(Image layout annotations)
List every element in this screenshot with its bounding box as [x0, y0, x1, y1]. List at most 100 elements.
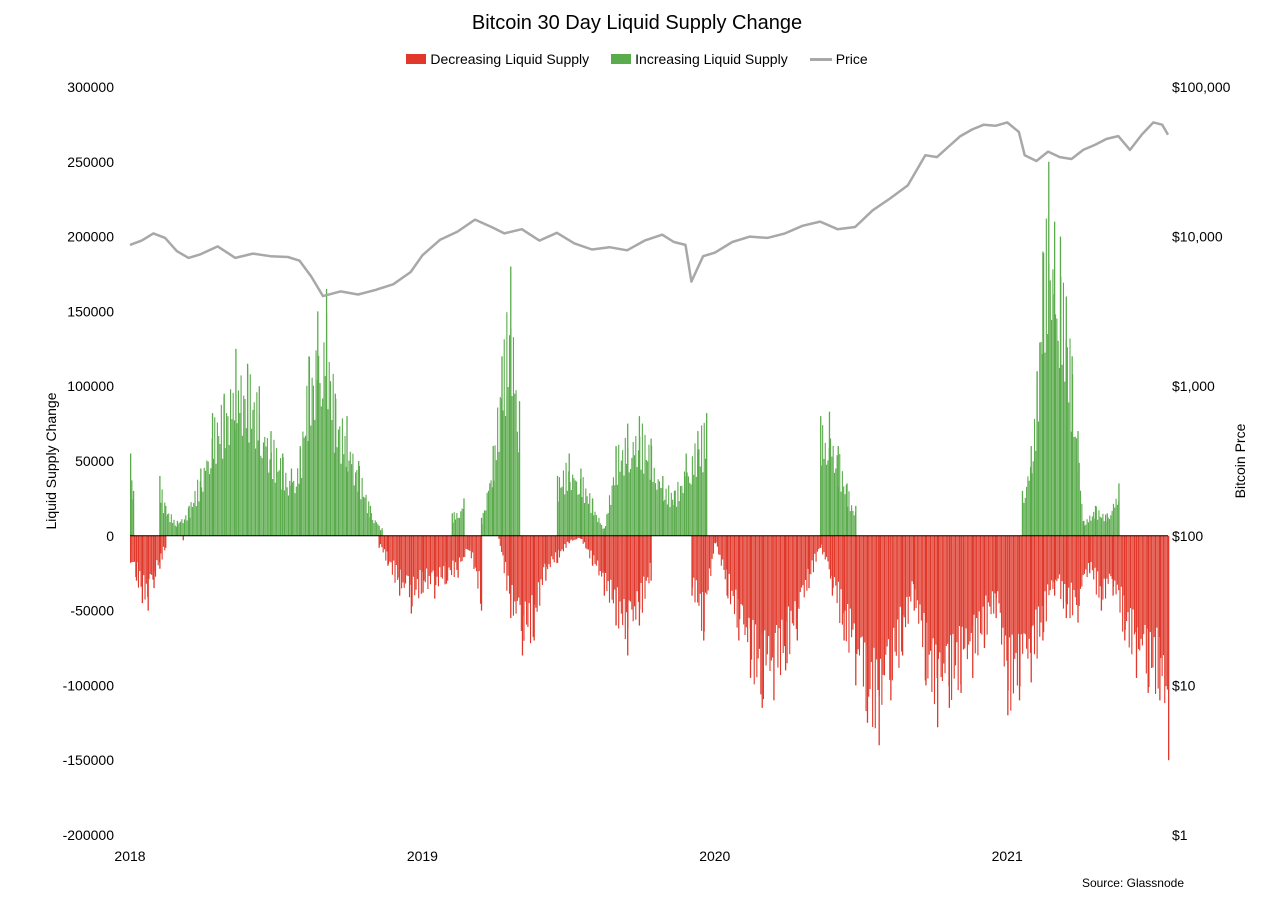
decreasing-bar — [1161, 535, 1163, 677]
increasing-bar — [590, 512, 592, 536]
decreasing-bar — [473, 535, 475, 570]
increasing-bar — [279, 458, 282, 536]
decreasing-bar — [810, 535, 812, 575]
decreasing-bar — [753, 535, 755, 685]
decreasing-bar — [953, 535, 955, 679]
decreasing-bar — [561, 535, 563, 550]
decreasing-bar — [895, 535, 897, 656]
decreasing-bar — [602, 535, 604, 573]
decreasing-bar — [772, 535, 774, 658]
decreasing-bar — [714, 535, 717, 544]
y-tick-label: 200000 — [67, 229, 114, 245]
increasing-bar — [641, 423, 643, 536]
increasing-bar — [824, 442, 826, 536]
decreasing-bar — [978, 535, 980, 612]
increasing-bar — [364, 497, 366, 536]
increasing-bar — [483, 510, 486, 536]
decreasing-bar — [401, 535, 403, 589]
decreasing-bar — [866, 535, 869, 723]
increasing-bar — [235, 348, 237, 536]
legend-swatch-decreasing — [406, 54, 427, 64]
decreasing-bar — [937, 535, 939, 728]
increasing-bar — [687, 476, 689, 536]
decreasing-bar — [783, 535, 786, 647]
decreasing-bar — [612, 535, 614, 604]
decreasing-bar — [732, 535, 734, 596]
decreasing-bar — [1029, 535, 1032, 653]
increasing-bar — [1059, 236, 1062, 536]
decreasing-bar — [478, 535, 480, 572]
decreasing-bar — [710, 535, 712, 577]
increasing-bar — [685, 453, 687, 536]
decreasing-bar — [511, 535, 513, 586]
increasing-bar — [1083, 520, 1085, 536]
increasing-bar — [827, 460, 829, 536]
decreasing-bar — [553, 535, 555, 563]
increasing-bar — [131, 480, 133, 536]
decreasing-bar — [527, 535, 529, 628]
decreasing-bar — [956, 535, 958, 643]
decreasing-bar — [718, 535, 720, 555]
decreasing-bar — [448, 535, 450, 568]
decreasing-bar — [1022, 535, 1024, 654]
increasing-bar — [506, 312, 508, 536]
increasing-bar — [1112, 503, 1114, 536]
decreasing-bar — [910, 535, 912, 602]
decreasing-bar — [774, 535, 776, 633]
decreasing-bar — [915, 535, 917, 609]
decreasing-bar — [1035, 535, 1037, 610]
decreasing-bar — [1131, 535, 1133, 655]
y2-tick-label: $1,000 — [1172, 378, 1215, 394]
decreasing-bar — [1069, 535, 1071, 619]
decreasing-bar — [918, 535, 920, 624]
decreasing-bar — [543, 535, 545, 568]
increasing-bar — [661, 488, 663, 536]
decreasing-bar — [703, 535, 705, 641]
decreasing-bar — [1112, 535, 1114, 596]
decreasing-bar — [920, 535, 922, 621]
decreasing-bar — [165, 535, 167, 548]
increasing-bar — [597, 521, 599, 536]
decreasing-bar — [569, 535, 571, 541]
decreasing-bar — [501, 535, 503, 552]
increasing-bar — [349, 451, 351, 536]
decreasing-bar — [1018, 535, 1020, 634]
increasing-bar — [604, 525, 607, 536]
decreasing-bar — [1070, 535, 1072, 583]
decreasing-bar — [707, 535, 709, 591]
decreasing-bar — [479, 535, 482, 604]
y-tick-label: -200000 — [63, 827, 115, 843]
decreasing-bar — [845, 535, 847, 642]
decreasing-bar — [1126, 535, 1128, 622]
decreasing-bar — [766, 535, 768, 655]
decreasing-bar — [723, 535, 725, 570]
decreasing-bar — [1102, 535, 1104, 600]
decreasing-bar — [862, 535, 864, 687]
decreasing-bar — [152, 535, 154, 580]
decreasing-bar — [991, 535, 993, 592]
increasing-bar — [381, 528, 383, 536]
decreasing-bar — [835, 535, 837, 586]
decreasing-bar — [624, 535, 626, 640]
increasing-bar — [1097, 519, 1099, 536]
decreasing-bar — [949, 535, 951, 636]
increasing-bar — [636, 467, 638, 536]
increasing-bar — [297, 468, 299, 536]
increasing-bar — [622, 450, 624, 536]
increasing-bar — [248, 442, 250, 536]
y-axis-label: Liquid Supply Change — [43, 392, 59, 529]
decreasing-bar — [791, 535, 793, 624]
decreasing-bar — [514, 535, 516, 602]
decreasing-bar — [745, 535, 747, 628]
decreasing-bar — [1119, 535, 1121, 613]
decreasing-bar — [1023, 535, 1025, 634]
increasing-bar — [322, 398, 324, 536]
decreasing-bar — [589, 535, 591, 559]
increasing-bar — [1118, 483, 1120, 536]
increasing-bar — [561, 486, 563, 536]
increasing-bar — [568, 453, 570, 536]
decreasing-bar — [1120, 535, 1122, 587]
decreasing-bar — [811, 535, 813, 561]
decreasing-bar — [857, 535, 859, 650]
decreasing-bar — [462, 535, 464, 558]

### EXERCISE DIRECTIONS
Copy out the lines of the records above, from the line containing "decreasing-bar — [1161, 535, 1163, 677]" through the line containing "decreasing-bar — [918, 535, 920, 624]", without changing anything.

### FULL SOLUTION
decreasing-bar — [1161, 535, 1163, 677]
increasing-bar — [590, 512, 592, 536]
decreasing-bar — [473, 535, 475, 570]
increasing-bar — [279, 458, 282, 536]
decreasing-bar — [810, 535, 812, 575]
decreasing-bar — [753, 535, 755, 685]
decreasing-bar — [953, 535, 955, 679]
decreasing-bar — [561, 535, 563, 550]
decreasing-bar — [895, 535, 897, 656]
decreasing-bar — [602, 535, 604, 573]
decreasing-bar — [772, 535, 774, 658]
decreasing-bar — [714, 535, 717, 544]
y-tick-label: 200000 — [67, 229, 114, 245]
increasing-bar — [641, 423, 643, 536]
increasing-bar — [824, 442, 826, 536]
decreasing-bar — [978, 535, 980, 612]
increasing-bar — [364, 497, 366, 536]
increasing-bar — [483, 510, 486, 536]
decreasing-bar — [401, 535, 403, 589]
decreasing-bar — [866, 535, 869, 723]
increasing-bar — [235, 348, 237, 536]
legend-swatch-decreasing — [406, 54, 427, 64]
decreasing-bar — [937, 535, 939, 728]
increasing-bar — [687, 476, 689, 536]
decreasing-bar — [783, 535, 786, 647]
decreasing-bar — [612, 535, 614, 604]
decreasing-bar — [732, 535, 734, 596]
decreasing-bar — [1029, 535, 1032, 653]
increasing-bar — [1059, 236, 1062, 536]
decreasing-bar — [478, 535, 480, 572]
decreasing-bar — [710, 535, 712, 577]
increasing-bar — [685, 453, 687, 536]
decreasing-bar — [511, 535, 513, 586]
increasing-bar — [1083, 520, 1085, 536]
increasing-bar — [827, 460, 829, 536]
decreasing-bar — [553, 535, 555, 563]
increasing-bar — [131, 480, 133, 536]
decreasing-bar — [527, 535, 529, 628]
decreasing-bar — [956, 535, 958, 643]
decreasing-bar — [718, 535, 720, 555]
decreasing-bar — [448, 535, 450, 568]
decreasing-bar — [1022, 535, 1024, 654]
increasing-bar — [506, 312, 508, 536]
increasing-bar — [1112, 503, 1114, 536]
decreasing-bar — [910, 535, 912, 602]
decreasing-bar — [774, 535, 776, 633]
decreasing-bar — [915, 535, 917, 609]
decreasing-bar — [1035, 535, 1037, 610]
decreasing-bar — [1131, 535, 1133, 655]
y2-tick-label: $1,000 — [1172, 378, 1215, 394]
decreasing-bar — [1069, 535, 1071, 619]
decreasing-bar — [918, 535, 920, 624]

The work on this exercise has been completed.